Written problem | Copy out every one of the entries below word for word, leaving out the pictures.

[Entries from a dataset]
============================================================

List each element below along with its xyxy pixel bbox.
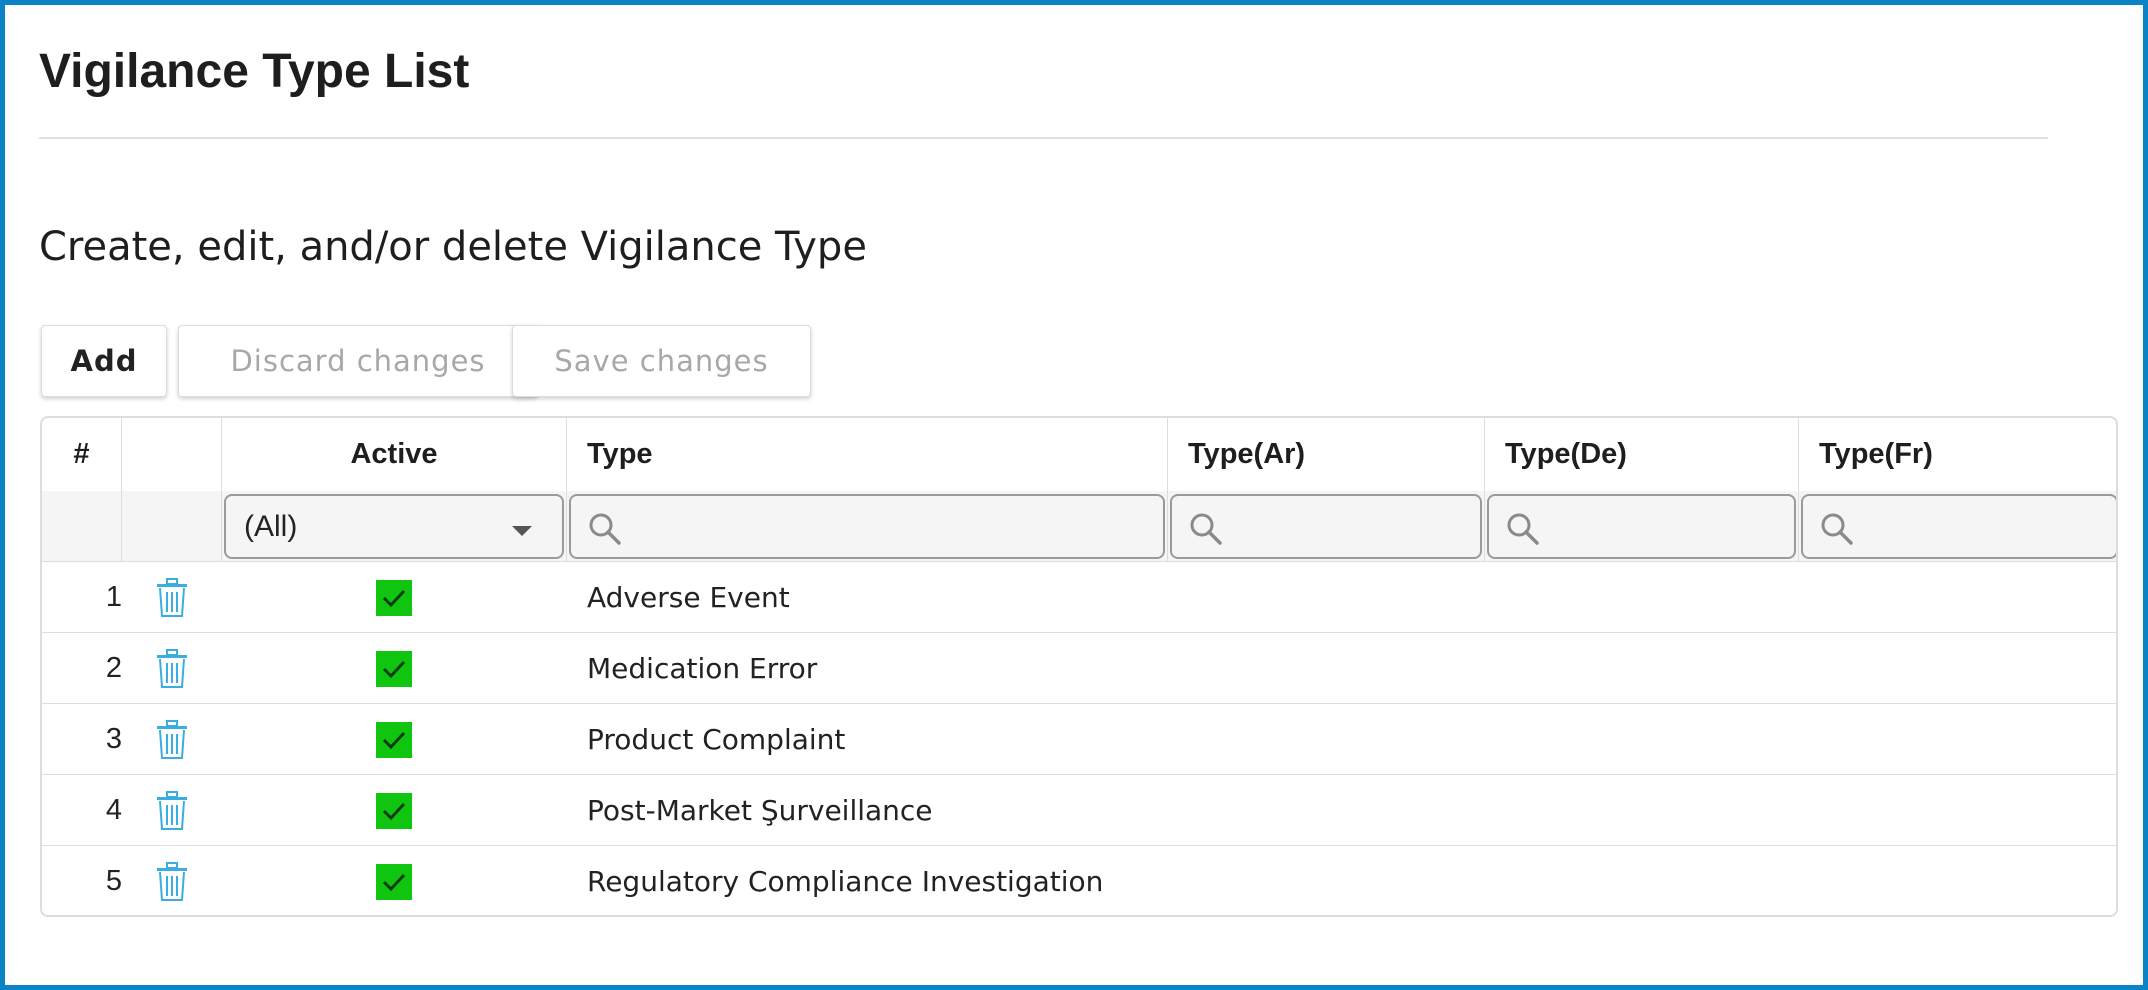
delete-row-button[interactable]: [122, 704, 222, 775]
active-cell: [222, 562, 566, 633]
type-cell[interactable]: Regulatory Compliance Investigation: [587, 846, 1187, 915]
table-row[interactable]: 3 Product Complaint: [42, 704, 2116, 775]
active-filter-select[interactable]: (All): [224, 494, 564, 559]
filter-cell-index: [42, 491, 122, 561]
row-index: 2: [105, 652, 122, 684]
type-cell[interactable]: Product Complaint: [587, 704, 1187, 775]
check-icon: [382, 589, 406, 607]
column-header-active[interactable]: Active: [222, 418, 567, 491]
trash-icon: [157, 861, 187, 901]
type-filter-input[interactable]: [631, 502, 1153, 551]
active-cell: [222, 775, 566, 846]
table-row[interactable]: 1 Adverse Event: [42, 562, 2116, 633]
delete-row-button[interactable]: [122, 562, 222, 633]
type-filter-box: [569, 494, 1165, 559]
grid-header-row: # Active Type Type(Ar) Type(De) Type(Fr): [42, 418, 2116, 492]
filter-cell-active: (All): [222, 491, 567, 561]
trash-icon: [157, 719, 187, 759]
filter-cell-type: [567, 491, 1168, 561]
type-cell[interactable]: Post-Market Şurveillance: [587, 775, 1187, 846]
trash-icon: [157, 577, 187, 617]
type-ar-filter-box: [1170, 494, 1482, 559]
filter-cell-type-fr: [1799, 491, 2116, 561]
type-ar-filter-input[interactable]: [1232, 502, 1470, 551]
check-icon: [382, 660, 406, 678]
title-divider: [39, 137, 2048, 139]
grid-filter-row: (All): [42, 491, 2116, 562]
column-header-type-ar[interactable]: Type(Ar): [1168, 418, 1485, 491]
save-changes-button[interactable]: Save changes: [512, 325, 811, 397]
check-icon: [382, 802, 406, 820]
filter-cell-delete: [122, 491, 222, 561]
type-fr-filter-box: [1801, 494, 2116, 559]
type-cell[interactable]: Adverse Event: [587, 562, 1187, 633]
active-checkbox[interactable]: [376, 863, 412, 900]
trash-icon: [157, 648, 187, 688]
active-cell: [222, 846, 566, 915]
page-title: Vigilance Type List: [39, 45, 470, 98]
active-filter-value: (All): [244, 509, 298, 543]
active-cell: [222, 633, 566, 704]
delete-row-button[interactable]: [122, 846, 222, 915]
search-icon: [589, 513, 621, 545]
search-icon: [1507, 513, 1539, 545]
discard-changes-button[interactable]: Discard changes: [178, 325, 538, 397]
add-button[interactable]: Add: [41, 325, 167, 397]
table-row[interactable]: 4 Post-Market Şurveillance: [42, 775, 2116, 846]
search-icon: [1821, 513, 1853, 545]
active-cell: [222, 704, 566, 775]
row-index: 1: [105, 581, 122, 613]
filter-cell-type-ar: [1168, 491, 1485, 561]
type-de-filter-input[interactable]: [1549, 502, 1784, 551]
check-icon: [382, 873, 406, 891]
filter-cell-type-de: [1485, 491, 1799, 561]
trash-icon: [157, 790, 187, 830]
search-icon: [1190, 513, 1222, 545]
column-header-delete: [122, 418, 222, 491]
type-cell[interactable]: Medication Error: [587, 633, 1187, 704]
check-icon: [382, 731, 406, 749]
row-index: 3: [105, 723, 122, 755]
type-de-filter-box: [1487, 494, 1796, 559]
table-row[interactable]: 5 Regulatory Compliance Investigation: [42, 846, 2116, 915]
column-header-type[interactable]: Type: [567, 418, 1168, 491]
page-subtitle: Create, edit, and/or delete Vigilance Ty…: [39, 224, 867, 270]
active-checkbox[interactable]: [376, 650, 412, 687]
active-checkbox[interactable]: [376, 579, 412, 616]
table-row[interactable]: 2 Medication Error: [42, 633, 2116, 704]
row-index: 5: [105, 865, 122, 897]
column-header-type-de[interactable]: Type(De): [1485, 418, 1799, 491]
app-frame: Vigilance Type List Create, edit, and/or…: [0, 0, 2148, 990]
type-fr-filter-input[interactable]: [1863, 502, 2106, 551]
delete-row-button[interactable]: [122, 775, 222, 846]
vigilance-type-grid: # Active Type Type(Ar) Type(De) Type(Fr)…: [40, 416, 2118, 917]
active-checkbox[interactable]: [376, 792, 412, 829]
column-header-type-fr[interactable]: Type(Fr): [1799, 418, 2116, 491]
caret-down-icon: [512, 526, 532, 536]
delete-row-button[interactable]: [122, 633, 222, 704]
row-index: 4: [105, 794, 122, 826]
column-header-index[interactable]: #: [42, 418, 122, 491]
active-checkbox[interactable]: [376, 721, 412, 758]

============================================================

Task response |
List each element below along with its xyxy pixel bbox.
delete-row-button[interactable]: [122, 704, 222, 775]
active-cell: [222, 562, 566, 633]
type-cell[interactable]: Regulatory Compliance Investigation: [587, 846, 1187, 915]
table-row[interactable]: 3 Product Complaint: [42, 704, 2116, 775]
active-filter-select[interactable]: (All): [224, 494, 564, 559]
filter-cell-index: [42, 491, 122, 561]
row-index: 2: [105, 652, 122, 684]
type-cell[interactable]: Product Complaint: [587, 704, 1187, 775]
check-icon: [382, 589, 406, 607]
column-header-active[interactable]: Active: [222, 418, 567, 491]
trash-icon: [157, 861, 187, 901]
type-filter-input[interactable]: [631, 502, 1153, 551]
active-cell: [222, 775, 566, 846]
table-row[interactable]: 1 Adverse Event: [42, 562, 2116, 633]
delete-row-button[interactable]: [122, 562, 222, 633]
type-filter-box: [569, 494, 1165, 559]
grid-header-row: # Active Type Type(Ar) Type(De) Type(Fr): [42, 418, 2116, 492]
filter-cell-active: (All): [222, 491, 567, 561]
trash-icon: [157, 719, 187, 759]
filter-cell-type: [567, 491, 1168, 561]
type-cell[interactable]: Post-Market Şurveillance: [587, 775, 1187, 846]
trash-icon: [157, 577, 187, 617]
type-ar-filter-box: [1170, 494, 1482, 559]
filter-cell-type-fr: [1799, 491, 2116, 561]
type-ar-filter-input[interactable]: [1232, 502, 1470, 551]
check-icon: [382, 660, 406, 678]
title-divider: [39, 137, 2048, 139]
grid-filter-row: (All): [42, 491, 2116, 562]
column-header-type-ar[interactable]: Type(Ar): [1168, 418, 1485, 491]
save-changes-button[interactable]: Save changes: [512, 325, 811, 397]
check-icon: [382, 802, 406, 820]
filter-cell-delete: [122, 491, 222, 561]
type-fr-filter-box: [1801, 494, 2116, 559]
type-cell[interactable]: Adverse Event: [587, 562, 1187, 633]
active-checkbox[interactable]: [376, 863, 412, 900]
trash-icon: [157, 648, 187, 688]
active-cell: [222, 846, 566, 915]
page-title: Vigilance Type List: [39, 45, 470, 98]
active-filter-value: (All): [244, 509, 298, 543]
active-cell: [222, 633, 566, 704]
delete-row-button[interactable]: [122, 846, 222, 915]
search-icon: [589, 513, 621, 545]
search-icon: [1507, 513, 1539, 545]
discard-changes-button[interactable]: Discard changes: [178, 325, 538, 397]
add-button[interactable]: Add: [41, 325, 167, 397]
table-row[interactable]: 4 Post-Market Şurveillance: [42, 775, 2116, 846]
search-icon: [1821, 513, 1853, 545]
active-cell: [222, 704, 566, 775]
row-index: 1: [105, 581, 122, 613]
filter-cell-type-ar: [1168, 491, 1485, 561]
type-de-filter-input[interactable]: [1549, 502, 1784, 551]
check-icon: [382, 873, 406, 891]
filter-cell-type-de: [1485, 491, 1799, 561]
trash-icon: [157, 790, 187, 830]
search-icon: [1190, 513, 1222, 545]
column-header-delete: [122, 418, 222, 491]
type-cell[interactable]: Medication Error: [587, 633, 1187, 704]
check-icon: [382, 731, 406, 749]
row-index: 3: [105, 723, 122, 755]
type-de-filter-box: [1487, 494, 1796, 559]
table-row[interactable]: 5 Regulatory Compliance Investigation: [42, 846, 2116, 915]
column-header-type[interactable]: Type: [567, 418, 1168, 491]
page-subtitle: Create, edit, and/or delete Vigilance Ty…: [39, 224, 867, 270]
active-checkbox[interactable]: [376, 650, 412, 687]
active-checkbox[interactable]: [376, 579, 412, 616]
table-row[interactable]: 2 Medication Error: [42, 633, 2116, 704]
row-index: 5: [105, 865, 122, 897]
column-header-type-de[interactable]: Type(De): [1485, 418, 1799, 491]
app-frame: Vigilance Type List Create, edit, and/or…: [0, 0, 2148, 990]
type-fr-filter-input[interactable]: [1863, 502, 2106, 551]
delete-row-button[interactable]: [122, 775, 222, 846]
vigilance-type-grid: # Active Type Type(Ar) Type(De) Type(Fr)…: [40, 416, 2118, 917]
active-checkbox[interactable]: [376, 792, 412, 829]
column-header-type-fr[interactable]: Type(Fr): [1799, 418, 2116, 491]
caret-down-icon: [512, 526, 532, 536]
delete-row-button[interactable]: [122, 633, 222, 704]
row-index: 4: [105, 794, 122, 826]
column-header-index[interactable]: #: [42, 418, 122, 491]
active-checkbox[interactable]: [376, 721, 412, 758]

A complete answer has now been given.